Well that was an

eyefull for sure! The strip tease show! It was fully packed of course with screaming women including the seven of us from our year two class! No penises were exposed thank heavens and no one pressured me into having a drink before hand either.:-).So all in all a good night. The girls are all going dancing afterwards but I’ve come back home to my Grey’s Anatomy and hot chocolate before bed:-) Aaa:-). The show? It was okay. Flesh were exposed. Men griped and grind but it didn’t turn me on in the slightest. Maybe there is something wrong with me or the age of the men in the show. All I could think of was the way my Muse looked that day half naked in his trunks painting a farm machinery in his dad’s front garden. Now that. That just makes me want to rip the rest of his clothes off and turn up at his house at 3am with nothing but a dressing gown to show him just what kind of wild animal I could really be. Only he turns me on. Dear  lord I hope he just gives in one day to this wild chemistry between us and invite me over for steak and chips and a look around his green house:-) I’d really love to see his greenhouse:-):-):-)

My co worker invited me over for lunch today and another one dropped by in the afternoon:-). First time ever. But second anniversary of mum’s death and you know what?  I spend the day happy and I think she would have approved. I love you mum. And miss you dearly. Each and every day. Now excuse me while I go back to my hot chocolate and Grey’s Anatomy. I don’t want to miss a thing. And would you believe it’s still a big beautiful moon outside? :-)God bless you all from England:-).

***

**What is needed**
Please quote the post, starting with "My co worker" and going on through "all from England:-).". Rely on the post alone.

***

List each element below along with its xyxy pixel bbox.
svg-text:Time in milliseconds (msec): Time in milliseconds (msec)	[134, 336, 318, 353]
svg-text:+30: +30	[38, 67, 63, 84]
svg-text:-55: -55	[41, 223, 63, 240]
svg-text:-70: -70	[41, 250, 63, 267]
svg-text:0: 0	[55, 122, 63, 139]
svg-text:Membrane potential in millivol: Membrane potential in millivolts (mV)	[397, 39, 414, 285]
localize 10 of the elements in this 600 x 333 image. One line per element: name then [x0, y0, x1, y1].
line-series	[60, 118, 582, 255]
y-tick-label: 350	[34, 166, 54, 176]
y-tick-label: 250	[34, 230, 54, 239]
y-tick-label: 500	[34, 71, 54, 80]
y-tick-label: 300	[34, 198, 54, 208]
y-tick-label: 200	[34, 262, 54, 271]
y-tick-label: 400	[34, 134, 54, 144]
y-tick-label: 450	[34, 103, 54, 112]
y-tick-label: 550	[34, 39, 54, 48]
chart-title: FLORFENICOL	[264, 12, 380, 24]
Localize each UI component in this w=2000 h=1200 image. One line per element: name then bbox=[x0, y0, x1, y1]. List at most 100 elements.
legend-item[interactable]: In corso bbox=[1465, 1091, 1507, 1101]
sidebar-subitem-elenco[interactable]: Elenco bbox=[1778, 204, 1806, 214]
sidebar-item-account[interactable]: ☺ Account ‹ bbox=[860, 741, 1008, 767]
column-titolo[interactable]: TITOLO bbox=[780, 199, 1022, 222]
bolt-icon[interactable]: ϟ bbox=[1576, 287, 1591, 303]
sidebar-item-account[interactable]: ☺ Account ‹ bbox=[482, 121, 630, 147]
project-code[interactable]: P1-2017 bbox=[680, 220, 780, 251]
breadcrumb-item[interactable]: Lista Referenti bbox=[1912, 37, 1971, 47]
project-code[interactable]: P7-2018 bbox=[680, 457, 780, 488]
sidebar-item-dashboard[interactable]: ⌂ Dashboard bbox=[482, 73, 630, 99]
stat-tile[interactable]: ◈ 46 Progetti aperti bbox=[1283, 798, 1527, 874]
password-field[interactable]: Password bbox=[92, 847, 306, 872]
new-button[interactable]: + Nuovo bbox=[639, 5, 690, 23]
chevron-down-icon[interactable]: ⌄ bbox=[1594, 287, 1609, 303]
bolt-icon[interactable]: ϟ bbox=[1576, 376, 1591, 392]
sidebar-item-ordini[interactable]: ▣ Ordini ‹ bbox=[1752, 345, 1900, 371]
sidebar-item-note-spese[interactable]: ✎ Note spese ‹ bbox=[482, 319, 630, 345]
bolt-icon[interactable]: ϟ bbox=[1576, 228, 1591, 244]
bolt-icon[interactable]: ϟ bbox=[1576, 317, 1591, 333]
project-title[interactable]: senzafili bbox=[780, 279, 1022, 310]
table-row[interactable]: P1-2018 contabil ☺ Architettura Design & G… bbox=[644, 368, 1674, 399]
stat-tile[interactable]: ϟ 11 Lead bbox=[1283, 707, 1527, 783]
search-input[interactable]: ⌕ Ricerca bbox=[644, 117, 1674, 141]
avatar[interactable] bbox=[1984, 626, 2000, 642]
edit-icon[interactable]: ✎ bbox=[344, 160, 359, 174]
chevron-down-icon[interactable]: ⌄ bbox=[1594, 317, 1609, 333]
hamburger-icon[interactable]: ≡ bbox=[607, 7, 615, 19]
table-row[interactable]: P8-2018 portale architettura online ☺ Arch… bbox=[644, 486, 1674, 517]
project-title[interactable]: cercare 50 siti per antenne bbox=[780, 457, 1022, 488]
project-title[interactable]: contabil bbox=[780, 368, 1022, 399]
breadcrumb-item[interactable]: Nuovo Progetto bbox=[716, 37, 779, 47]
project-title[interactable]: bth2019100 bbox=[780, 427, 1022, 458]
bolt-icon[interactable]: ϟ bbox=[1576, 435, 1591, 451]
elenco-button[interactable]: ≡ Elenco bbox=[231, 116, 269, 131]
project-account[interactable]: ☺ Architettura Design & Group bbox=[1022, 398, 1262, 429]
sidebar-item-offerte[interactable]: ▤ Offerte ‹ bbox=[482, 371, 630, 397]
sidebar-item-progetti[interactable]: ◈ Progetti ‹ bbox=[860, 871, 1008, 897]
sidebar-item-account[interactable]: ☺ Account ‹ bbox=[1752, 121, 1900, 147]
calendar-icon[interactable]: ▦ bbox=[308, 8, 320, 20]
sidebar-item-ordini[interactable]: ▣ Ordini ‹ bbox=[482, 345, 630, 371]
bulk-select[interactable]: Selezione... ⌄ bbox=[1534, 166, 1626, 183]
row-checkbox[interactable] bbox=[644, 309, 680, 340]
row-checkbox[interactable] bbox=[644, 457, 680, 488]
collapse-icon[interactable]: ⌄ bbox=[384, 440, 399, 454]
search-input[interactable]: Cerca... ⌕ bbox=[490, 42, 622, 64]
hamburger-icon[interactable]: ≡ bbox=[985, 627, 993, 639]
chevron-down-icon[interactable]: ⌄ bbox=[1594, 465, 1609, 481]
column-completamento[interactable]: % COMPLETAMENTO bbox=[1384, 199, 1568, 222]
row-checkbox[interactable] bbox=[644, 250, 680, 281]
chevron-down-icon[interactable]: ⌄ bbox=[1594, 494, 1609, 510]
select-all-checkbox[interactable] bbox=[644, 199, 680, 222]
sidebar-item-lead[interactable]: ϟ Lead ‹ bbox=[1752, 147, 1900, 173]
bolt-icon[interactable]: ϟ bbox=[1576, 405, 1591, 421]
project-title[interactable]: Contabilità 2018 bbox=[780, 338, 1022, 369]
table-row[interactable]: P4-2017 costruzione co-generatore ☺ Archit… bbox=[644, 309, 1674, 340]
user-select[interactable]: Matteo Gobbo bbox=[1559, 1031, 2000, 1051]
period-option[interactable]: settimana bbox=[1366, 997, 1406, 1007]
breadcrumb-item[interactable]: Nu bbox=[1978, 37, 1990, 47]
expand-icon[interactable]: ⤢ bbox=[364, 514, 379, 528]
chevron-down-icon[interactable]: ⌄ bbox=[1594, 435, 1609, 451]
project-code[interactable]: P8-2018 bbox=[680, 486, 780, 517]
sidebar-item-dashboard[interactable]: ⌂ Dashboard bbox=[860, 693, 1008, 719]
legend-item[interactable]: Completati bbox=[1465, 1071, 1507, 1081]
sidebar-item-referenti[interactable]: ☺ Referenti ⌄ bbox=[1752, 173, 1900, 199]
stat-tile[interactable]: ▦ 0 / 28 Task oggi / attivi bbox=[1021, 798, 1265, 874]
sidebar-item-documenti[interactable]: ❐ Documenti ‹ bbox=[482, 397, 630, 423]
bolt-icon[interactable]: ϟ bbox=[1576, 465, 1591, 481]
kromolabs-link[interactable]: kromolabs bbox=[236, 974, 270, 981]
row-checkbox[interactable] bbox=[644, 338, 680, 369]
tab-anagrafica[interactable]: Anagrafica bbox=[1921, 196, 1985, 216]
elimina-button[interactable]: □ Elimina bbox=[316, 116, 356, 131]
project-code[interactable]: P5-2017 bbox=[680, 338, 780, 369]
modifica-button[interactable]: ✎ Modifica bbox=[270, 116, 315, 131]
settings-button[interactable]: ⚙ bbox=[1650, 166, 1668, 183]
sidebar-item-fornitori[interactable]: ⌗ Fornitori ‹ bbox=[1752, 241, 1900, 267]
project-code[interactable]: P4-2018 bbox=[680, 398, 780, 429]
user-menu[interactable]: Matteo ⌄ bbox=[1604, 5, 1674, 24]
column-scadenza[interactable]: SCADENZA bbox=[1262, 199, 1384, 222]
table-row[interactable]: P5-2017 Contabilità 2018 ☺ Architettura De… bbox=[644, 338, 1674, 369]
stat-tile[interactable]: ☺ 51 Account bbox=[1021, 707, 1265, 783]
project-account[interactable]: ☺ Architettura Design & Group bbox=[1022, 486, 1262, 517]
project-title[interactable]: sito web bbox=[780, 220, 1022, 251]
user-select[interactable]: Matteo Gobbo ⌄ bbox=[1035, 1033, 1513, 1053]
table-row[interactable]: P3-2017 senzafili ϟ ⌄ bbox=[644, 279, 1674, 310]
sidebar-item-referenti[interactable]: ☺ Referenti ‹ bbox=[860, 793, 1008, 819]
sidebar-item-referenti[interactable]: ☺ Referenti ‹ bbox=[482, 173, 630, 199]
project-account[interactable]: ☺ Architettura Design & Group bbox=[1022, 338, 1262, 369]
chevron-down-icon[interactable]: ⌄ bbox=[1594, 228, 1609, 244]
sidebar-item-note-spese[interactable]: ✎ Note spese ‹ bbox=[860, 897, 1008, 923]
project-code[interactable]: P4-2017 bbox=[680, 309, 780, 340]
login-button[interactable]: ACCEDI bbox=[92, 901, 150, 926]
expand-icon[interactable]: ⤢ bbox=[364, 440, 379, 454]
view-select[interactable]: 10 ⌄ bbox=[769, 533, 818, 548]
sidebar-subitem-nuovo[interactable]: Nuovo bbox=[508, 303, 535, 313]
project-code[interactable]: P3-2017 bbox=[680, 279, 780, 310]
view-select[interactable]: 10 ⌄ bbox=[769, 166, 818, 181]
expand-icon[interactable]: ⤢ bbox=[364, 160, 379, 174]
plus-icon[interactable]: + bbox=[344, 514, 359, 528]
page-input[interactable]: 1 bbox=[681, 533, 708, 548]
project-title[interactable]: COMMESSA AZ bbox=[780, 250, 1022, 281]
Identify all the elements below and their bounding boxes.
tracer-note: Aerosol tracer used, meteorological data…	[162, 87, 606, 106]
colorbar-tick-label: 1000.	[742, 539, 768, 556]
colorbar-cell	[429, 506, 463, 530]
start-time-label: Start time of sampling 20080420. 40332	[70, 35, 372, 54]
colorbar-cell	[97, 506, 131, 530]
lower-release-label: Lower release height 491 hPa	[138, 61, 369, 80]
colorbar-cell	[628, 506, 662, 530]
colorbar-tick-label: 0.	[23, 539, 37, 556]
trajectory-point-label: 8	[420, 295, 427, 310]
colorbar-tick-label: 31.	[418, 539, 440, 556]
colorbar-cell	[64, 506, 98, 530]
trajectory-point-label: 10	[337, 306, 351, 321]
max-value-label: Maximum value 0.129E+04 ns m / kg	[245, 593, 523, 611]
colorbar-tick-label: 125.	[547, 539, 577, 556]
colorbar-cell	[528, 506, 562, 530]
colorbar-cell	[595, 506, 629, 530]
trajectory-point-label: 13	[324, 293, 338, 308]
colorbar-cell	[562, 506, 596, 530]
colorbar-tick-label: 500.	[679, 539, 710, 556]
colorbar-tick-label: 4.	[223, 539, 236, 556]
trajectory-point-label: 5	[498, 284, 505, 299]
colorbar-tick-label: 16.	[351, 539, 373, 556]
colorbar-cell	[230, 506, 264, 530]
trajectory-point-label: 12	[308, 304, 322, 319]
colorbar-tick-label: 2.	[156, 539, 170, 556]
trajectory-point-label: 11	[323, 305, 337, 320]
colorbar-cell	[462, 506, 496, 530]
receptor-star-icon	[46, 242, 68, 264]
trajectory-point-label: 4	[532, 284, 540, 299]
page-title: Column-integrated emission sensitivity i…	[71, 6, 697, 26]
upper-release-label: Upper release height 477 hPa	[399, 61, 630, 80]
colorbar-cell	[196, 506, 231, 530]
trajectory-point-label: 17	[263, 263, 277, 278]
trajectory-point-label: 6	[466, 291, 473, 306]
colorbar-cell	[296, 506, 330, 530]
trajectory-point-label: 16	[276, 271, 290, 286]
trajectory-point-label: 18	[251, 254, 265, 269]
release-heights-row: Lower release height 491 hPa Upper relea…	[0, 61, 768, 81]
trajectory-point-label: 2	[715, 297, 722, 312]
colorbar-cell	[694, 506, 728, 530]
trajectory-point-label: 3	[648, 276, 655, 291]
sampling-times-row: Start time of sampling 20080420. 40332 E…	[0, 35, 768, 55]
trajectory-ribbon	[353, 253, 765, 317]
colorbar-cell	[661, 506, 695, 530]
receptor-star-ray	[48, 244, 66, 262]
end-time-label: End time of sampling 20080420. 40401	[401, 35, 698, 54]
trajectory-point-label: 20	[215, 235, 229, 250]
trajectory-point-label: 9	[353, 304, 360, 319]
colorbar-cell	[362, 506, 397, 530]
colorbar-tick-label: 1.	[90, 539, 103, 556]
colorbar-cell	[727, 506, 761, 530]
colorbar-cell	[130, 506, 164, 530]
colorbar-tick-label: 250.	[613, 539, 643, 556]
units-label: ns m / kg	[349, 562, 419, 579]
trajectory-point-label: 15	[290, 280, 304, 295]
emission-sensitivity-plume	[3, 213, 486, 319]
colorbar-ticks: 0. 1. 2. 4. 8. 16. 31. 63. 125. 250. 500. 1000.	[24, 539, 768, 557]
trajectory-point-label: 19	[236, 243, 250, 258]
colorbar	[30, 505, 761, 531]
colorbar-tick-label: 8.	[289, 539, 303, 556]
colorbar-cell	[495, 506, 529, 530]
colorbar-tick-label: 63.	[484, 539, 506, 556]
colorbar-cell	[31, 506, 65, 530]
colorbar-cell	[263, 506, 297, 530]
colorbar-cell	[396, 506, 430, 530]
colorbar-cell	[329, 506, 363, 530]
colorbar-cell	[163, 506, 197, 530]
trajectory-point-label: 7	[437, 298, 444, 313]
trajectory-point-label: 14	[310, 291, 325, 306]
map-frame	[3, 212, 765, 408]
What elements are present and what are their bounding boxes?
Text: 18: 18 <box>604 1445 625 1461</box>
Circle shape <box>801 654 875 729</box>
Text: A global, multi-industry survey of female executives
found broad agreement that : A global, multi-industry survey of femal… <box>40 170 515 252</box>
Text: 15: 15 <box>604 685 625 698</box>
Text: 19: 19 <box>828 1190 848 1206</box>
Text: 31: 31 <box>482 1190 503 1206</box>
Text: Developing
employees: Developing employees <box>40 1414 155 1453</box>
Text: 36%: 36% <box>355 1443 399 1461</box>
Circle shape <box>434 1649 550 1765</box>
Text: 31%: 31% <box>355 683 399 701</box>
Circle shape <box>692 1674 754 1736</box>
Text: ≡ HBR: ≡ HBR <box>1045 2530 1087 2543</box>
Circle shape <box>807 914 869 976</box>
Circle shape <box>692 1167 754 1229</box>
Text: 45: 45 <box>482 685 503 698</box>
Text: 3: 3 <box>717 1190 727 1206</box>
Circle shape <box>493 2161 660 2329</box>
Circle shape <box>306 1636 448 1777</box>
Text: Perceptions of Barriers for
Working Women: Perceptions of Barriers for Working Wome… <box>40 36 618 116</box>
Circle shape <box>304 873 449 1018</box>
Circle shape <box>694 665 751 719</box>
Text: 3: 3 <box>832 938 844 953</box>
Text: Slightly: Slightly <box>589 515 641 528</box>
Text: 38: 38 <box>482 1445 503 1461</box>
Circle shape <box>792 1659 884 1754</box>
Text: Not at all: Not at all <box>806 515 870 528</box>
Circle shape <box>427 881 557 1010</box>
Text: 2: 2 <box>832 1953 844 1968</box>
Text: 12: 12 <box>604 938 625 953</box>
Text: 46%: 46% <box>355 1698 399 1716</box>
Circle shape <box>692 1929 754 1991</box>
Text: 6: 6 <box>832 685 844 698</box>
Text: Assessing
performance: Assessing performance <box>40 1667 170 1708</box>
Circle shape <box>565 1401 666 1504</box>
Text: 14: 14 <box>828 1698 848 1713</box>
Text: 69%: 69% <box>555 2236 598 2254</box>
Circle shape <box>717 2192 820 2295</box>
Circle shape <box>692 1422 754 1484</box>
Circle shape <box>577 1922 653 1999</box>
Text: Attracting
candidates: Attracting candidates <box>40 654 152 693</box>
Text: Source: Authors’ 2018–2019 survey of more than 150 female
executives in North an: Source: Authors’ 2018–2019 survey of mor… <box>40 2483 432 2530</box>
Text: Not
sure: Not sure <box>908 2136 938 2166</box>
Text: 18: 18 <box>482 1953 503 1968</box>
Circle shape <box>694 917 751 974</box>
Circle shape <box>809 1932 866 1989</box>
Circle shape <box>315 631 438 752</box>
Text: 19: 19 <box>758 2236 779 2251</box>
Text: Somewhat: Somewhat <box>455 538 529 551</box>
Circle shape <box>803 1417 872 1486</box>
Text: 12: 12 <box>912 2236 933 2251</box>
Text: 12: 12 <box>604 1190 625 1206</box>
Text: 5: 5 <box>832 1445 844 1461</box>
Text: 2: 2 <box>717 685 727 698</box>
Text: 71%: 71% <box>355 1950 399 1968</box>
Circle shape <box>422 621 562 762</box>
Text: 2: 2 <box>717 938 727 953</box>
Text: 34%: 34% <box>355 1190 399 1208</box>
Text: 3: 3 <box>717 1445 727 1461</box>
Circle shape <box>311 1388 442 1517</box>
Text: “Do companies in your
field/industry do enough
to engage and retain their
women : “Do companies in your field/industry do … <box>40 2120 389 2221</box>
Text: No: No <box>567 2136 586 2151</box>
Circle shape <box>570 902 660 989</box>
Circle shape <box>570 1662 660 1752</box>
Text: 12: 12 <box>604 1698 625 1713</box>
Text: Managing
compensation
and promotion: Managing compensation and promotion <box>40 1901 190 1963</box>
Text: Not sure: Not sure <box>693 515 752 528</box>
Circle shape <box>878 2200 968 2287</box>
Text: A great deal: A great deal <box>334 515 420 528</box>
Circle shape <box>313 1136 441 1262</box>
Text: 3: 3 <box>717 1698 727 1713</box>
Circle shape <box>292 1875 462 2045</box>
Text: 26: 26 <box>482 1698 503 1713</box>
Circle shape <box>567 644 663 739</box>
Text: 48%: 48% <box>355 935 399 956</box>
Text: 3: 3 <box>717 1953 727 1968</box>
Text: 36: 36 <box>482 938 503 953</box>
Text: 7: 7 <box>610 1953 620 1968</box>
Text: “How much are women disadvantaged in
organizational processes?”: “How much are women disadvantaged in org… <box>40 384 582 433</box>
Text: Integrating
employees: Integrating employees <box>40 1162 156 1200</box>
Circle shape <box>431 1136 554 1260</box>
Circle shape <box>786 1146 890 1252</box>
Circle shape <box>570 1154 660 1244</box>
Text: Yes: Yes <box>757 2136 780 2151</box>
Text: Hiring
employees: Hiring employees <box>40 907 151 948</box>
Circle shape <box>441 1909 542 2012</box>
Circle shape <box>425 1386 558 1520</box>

***

**Task response**
My co worker invited me over for lunch today and another one dropped by in the afternoon:-). First time ever. But second anniversary of mum’s death and you know what?  I spend the day happy and I think she would have approved. I love you mum. And miss you dearly. Each and every day. Now excuse me while I go back to my hot chocolate and Grey’s Anatomy. I don’t want to miss a thing. And would you believe it’s still a big beautiful moon outside? :-)God bless you all from England:-).